[Written problem] Locate the line that contains "Output a JSON" in the entries below. Retype it and all following lines through the final one, character for character.
=-=-=-=-=
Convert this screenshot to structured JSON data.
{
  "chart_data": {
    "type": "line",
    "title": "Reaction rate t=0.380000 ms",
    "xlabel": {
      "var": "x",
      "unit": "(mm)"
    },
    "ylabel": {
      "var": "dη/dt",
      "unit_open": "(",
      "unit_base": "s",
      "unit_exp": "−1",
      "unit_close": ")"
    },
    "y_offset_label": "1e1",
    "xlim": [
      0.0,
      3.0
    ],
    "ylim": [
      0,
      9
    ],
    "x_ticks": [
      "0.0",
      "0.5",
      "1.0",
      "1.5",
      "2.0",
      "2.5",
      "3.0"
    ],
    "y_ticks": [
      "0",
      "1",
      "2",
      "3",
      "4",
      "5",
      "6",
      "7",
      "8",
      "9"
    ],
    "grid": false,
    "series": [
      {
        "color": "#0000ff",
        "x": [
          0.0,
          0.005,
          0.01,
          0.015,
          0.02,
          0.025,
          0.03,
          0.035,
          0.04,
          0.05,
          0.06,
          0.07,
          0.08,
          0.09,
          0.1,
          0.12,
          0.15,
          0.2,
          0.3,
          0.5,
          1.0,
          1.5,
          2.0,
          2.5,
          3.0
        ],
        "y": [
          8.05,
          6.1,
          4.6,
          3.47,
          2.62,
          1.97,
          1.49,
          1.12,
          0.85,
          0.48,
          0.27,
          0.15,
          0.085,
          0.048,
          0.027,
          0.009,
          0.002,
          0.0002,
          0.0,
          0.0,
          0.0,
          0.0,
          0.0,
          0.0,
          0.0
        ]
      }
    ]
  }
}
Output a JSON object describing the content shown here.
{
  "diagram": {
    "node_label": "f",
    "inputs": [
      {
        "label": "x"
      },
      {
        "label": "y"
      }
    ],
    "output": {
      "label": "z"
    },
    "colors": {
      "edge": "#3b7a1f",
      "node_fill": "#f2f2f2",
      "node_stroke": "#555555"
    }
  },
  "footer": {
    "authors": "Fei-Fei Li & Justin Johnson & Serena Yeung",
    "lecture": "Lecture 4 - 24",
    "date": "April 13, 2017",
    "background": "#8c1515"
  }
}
=-=-=-=-=
[Result of the exercise]
Output a JSON object describing the content shown here.
{
  "diagram": {
    "node_label": "f",
    "inputs": [
      {
        "label": "x"
      },
      {
        "label": "y"
      }
    ],
    "output": {
      "label": "z"
    },
    "colors": {
      "edge": "#3b7a1f",
      "node_fill": "#f2f2f2",
      "node_stroke": "#555555"
    }
  },
  "footer": {
    "authors": "Fei-Fei Li & Justin Johnson & Serena Yeung",
    "lecture": "Lecture 4 - 24",
    "date": "April 13, 2017",
    "background": "#8c1515"
  }
}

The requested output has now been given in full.